Collected data:
━━━━━━━━━━━━━━━━━━━━

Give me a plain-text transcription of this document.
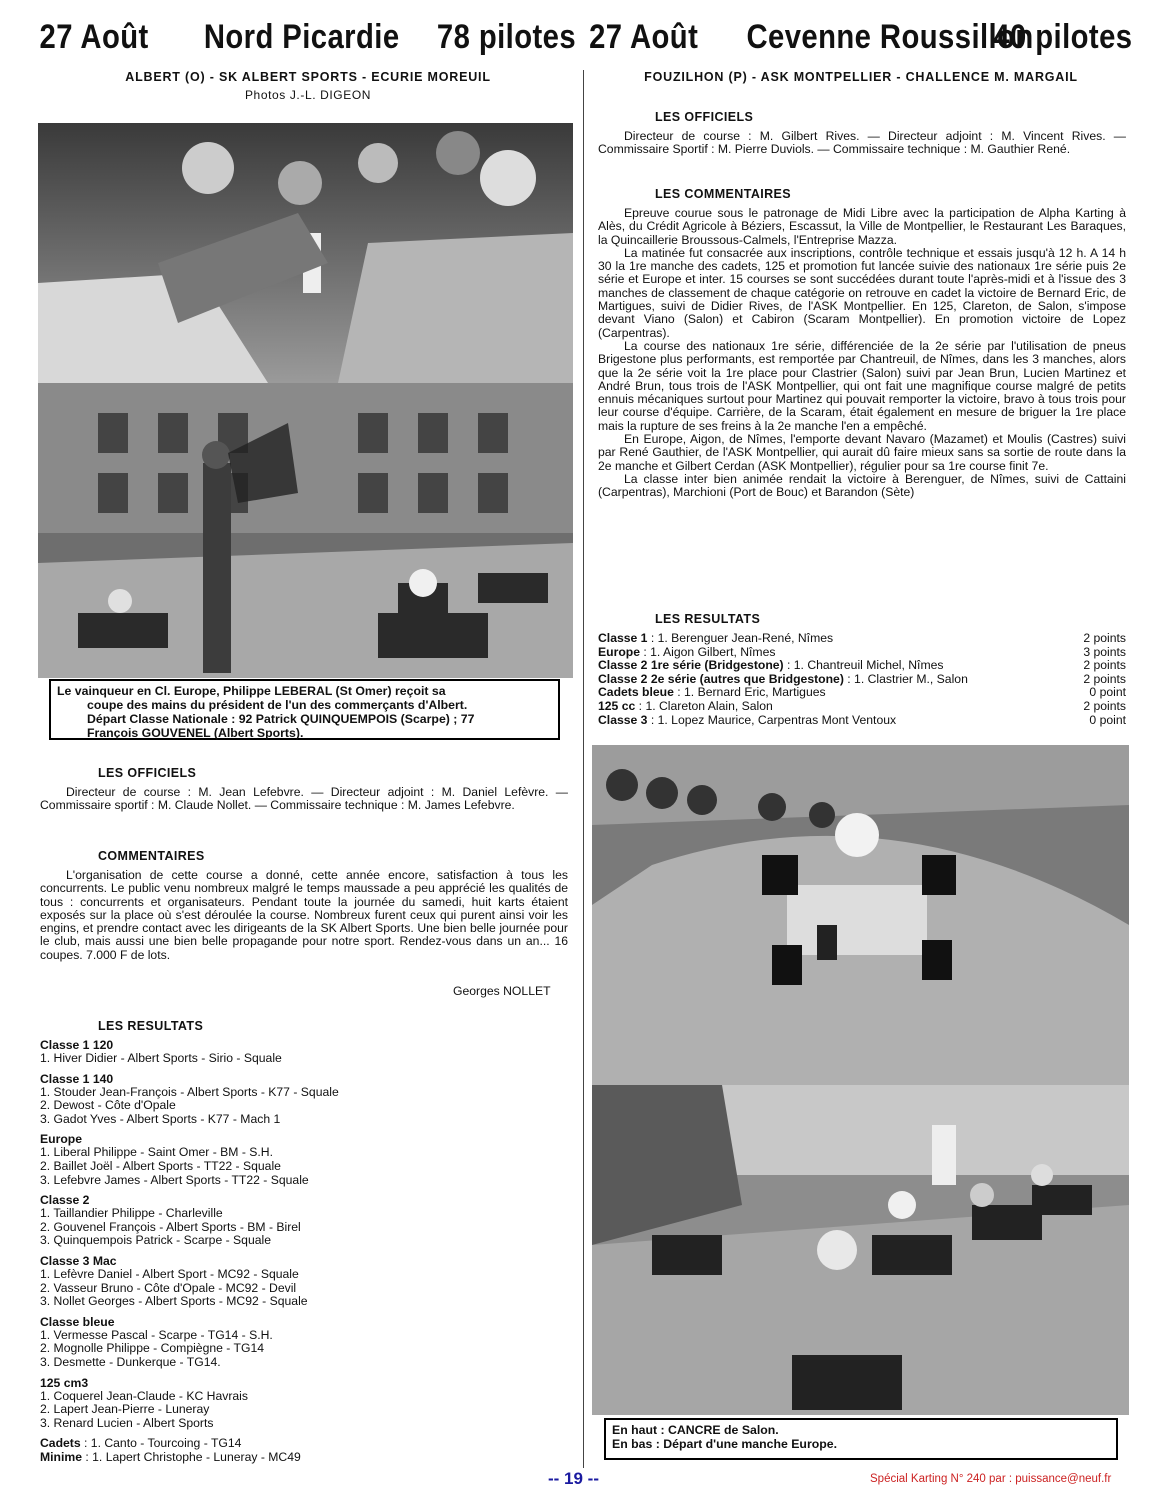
27 Août Nord Picardie 78 pilotes 27 Août Cevenne Roussillon
40 pilotes
ALBERT (O) - SK ALBERT SPORTS - ECURIE MOREUIL
Photos J.-L. DIGEON
Le vainqueur en Cl. Europe, Philippe LEBERAL (St Omer) reçoit sa
coupe des mains du président de l'un des commerçants d'Albert.
Départ Classe Nationale : 92 Patrick QUINQUEMPOIS (Scarpe) ; 77
François GOUVENEL (Albert Sports).
LES OFFICIELS

Directeur de course : M. Jean Lefebvre. — Directeur adjoint : M. Daniel Lefèvre. — Commissaire sportif : M. Claude Nollet. — Commissaire technique : M. James Lefebvre.

COMMENTAIRES

L'organisation de cette course a donné, cette année encore, satisfaction à tous les concurrents. Le public venu nombreux malgré le temps maussade a peu apprécié les qualités de tous : concurrents et organisateurs. Pendant toute la journée du samedi, huit karts étaient exposés sur la place où s'est déroulée la course. Nombreux furent ceux qui purent ainsi voir les engins, et prendre contact avec les dirigeants de la SK Albert Sports. Une bien belle journée pour le club, mais aussi une bien belle propagande pour notre sport. Rendez-vous dans un an... 16 coupes. 7.000 F de lots.

Georges NOLLET
LES RESULTATS
Classe 1 120
1. Hiver Didier - Albert Sports - Sirio - Squale
Classe 1 140
1. Stouder Jean-François - Albert Sports - K77 - Squale
2. Dewost - Côte d'Opale
3. Gadot Yves - Albert Sports - K77 - Mach 1
Europe
1. Liberal Philippe - Saint Omer - BM - S.H.
2. Baillet Joël - Albert Sports - TT22 - Squale
3. Lefebvre James - Albert Sports - TT22 - Squale
Classe 2
1. Taillandier Philippe - Charleville
2. Gouvenel François - Albert Sports - BM - Birel
3. Quinquempois Patrick - Scarpe - Squale
Classe 3 Mac
1. Lefèvre Daniel - Albert Sport - MC92 - Squale
2. Vasseur Bruno - Côte d'Opale - MC92 - Devil
3. Nollet Georges - Albert Sports - MC92 - Squale
Classe bleue
1. Vermesse Pascal - Scarpe - TG14 - S.H.
2. Mognolle Philippe - Compiègne - TG14
3. Desmette - Dunkerque - TG14.
125 cm3
1. Coquerel Jean-Claude - KC Havrais
2. Lapert Jean-Pierre - Luneray
3. Renard Lucien - Albert Sports
Cadets : 1. Canto - Tourcoing - TG14
Minime : 1. Lapert Christophe - Luneray - MC49
FOUZILHON (P) - ASK MONTPELLIER - CHALLENCE M. MARGAIL
LES OFFICIELS

Directeur de course : M. Gilbert Rives. — Directeur adjoint : M. Vincent Rives. — Commissaire Sportif : M. Pierre Duviols. — Commissaire technique : M. Gauthier René.

LES COMMENTAIRES

Epreuve courue sous le patronage de Midi Libre avec la participation de Alpha Karting à Alès, du Crédit Agricole à Béziers, Escassut, la Ville de Montpellier, le Restaurant Les Baraques, la Quincaillerie Broussous-Calmels, l'Entreprise Mazza.

La matinée fut consacrée aux inscriptions, contrôle technique et essais jusqu'à 12 h. A 14 h 30 la 1re manche des cadets, 125 et promotion fut lancée suivie des nationaux 1re série puis 2e série et Europe et inter. 15 courses se sont succédées durant toute l'après-midi et à l'issue des 3 manches de classement de chaque catégorie on retrouve en cadet la victoire de Bernard Eric, de Martigues, suivi de Didier Rives, de l'ASK Montpellier. En 125, Clareton, de Salon, s'impose devant Viano (Salon) et Cabiron (Scaram Montpellier). En promotion victoire de Lopez (Carpentras).

La course des nationaux 1re série, différenciée de la 2e série par l'utilisation de pneus Brigestone plus performants, est remportée par Chantreuil, de Nîmes, dans les 3 manches, alors que la 2e série voit la 1re place pour Clastrier (Salon) suivi par Jean Brun, Lucien Martinez et André Brun, tous trois de l'ASK Montpellier, qui ont fait une magnifique course malgré de petits ennuis mécaniques surtout pour Martinez qui pouvait remporter la victoire, bravo à tous trois pour leur course d'équipe. Carrière, de la Scaram, était également en mesure de briguer la 1re place mais la rupture de ses freins à la 2e manche l'en a empêché.

En Europe, Aigon, de Nîmes, l'emporte devant Navaro (Mazamet) et Moulis (Castres) suivi par René Gauthier, de l'ASK Montpellier, qui aurait dû faire mieux sans sa sortie de route dans la 2e manche et Gilbert Cerdan (ASK Montpellier), régulier pour sa 1re course finit 7e.

La classe inter bien animée rendait la victoire à Berenguer, de Nîmes, suivi de Cattaini (Carpentras), Marchioni (Port de Bouc) et Barandon (Sète)

LES RESULTATS
Classe 1 : 1. Berenguer Jean-René, Nîmes	2 points
Europe : 1. Aigon Gilbert, Nîmes	3 points
Classe 2 1re série (Bridgestone) : 1. Chantreuil Michel, Nîmes	2 points
Classe 2 2e série (autres que Bridgestone) : 1. Clastrier M., Salon	2 points
Cadets bleue : 1. Bernard Eric, Martigues	0 point
125 cc : 1. Clareton Alain, Salon	2 points
Classe 3 : 1. Lopez Maurice, Carpentras Mont Ventoux	0 point
En haut : CANCRE de Salon.
En bas : Départ d'une manche Europe.
-- 19 --	Spécial Karting N° 240 par : puissance@neuf.fr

━━━━━━━━━━━━━━━━━━━━

■ What is needed ■
Which lines hold the word "points"? Copy each of them from the records.

■ Full answer ■
Classe 1 : 1. Berenguer Jean-René, Nîmes	2 points
Europe : 1. Aigon Gilbert, Nîmes	3 points
Classe 2 1re série (Bridgestone) : 1. Chantreuil Michel, Nîmes	2 points
Classe 2 2e série (autres que Bridgestone) : 1. Clastrier M., Salon	2 points
125 cc : 1. Clareton Alain, Salon	2 points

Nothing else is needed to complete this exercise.